== Exercise task ==
Count the lines in the entries below that include the word "text". Give nothing but the number.

______________________________

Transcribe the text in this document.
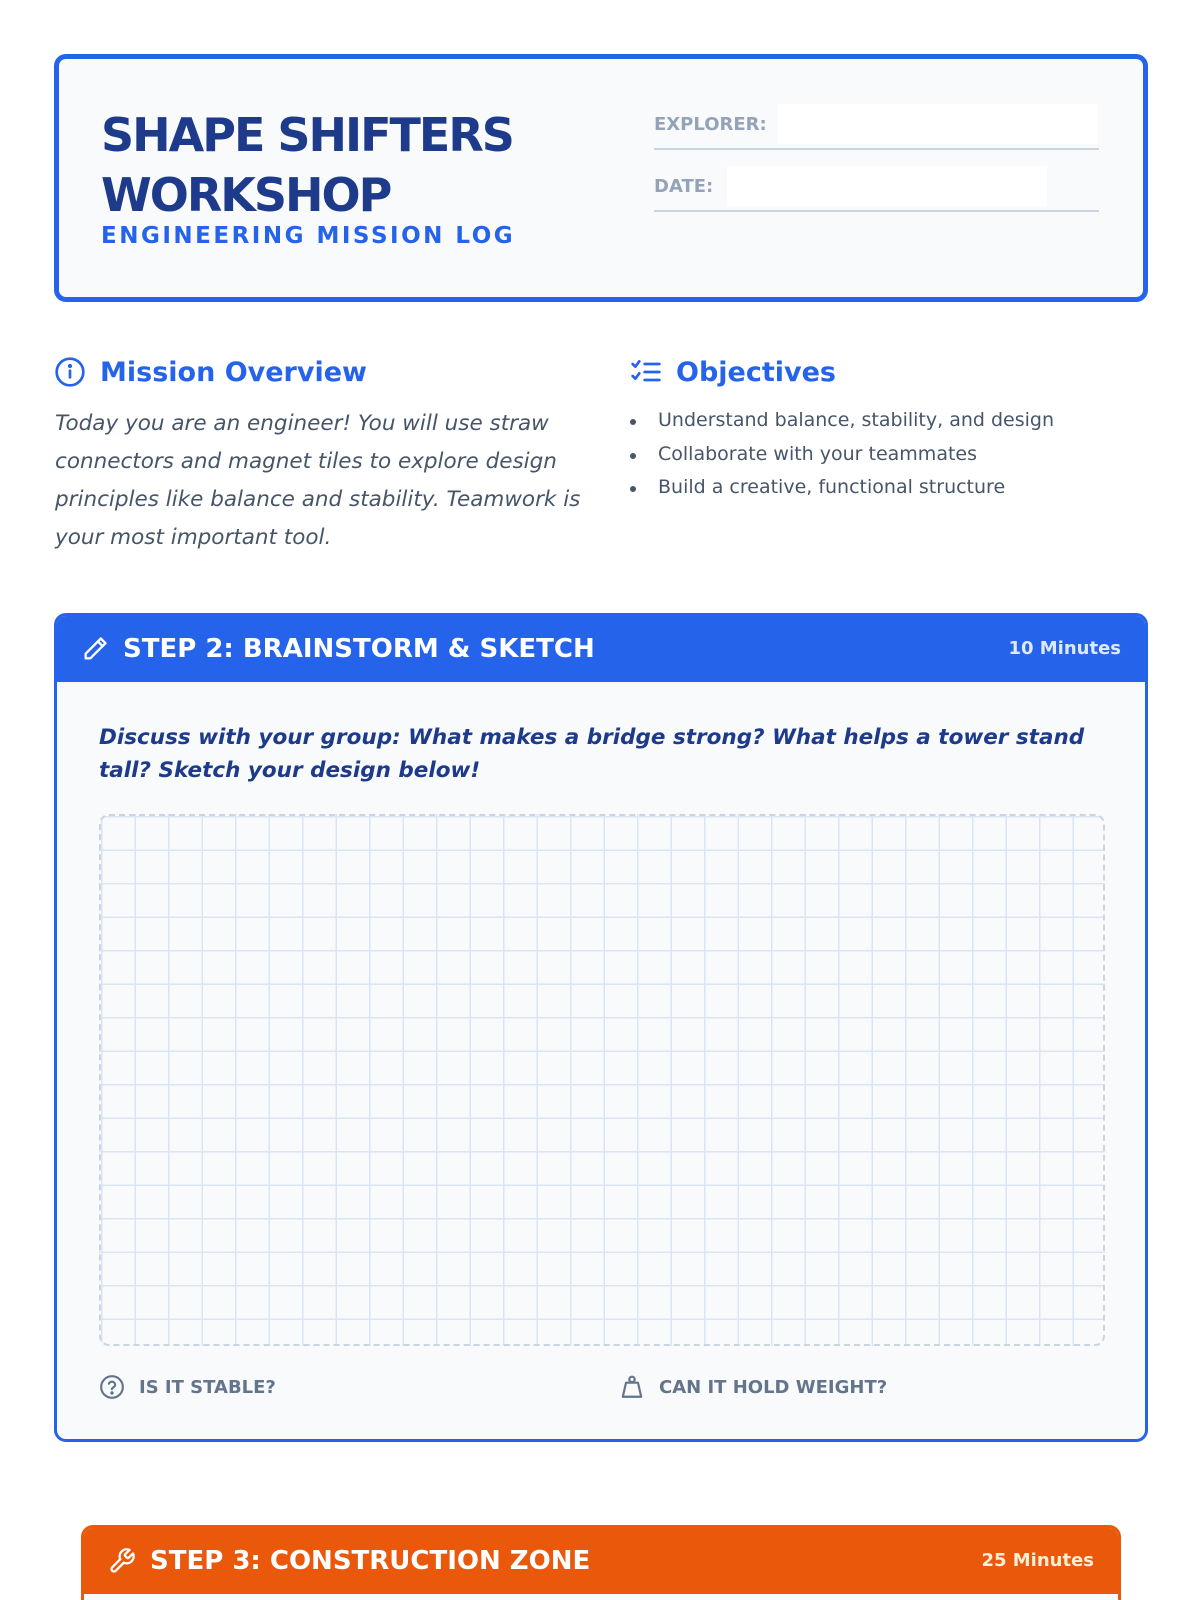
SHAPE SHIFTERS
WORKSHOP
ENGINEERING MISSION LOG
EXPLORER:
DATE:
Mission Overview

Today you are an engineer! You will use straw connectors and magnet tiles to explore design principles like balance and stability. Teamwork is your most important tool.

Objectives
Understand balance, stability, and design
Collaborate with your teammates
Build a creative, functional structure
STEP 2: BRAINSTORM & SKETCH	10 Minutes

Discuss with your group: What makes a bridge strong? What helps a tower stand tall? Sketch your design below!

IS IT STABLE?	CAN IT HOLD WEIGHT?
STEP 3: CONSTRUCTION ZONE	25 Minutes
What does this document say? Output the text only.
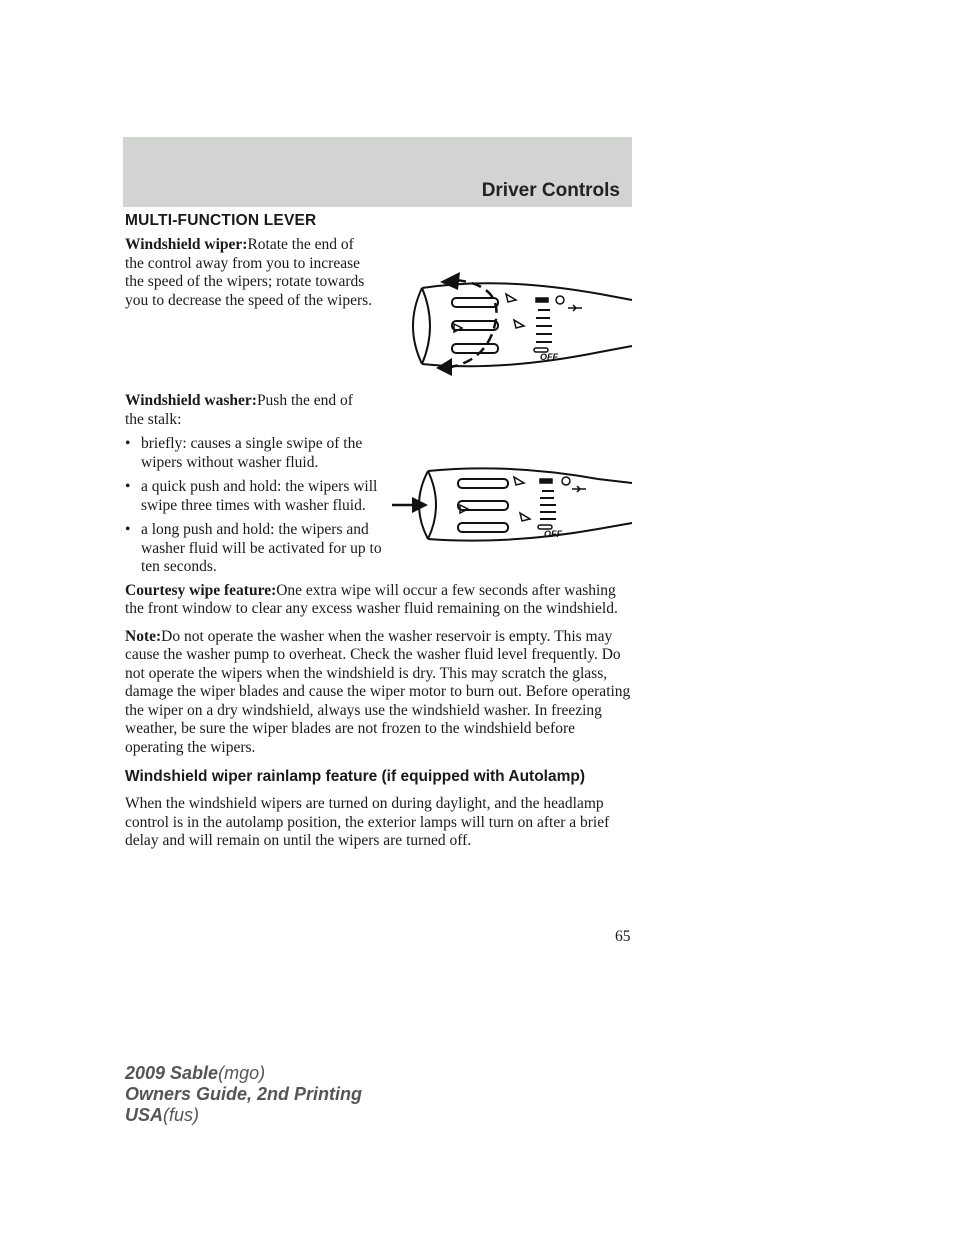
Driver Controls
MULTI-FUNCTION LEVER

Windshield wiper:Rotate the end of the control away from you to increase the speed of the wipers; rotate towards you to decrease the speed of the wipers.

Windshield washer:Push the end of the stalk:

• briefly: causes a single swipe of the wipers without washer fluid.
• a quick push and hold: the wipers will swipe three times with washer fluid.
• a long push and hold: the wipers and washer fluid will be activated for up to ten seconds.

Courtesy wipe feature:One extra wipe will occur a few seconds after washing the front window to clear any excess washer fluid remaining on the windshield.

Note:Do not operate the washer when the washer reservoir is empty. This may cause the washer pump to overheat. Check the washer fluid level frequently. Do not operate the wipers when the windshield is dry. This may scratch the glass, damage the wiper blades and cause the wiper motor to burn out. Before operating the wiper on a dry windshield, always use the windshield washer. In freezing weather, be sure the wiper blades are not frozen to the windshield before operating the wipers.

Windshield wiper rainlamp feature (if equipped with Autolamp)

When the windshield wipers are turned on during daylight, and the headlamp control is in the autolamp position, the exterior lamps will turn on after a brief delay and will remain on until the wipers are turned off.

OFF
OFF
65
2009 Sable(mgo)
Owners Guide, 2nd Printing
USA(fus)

______________________________

== Result of the task ==
2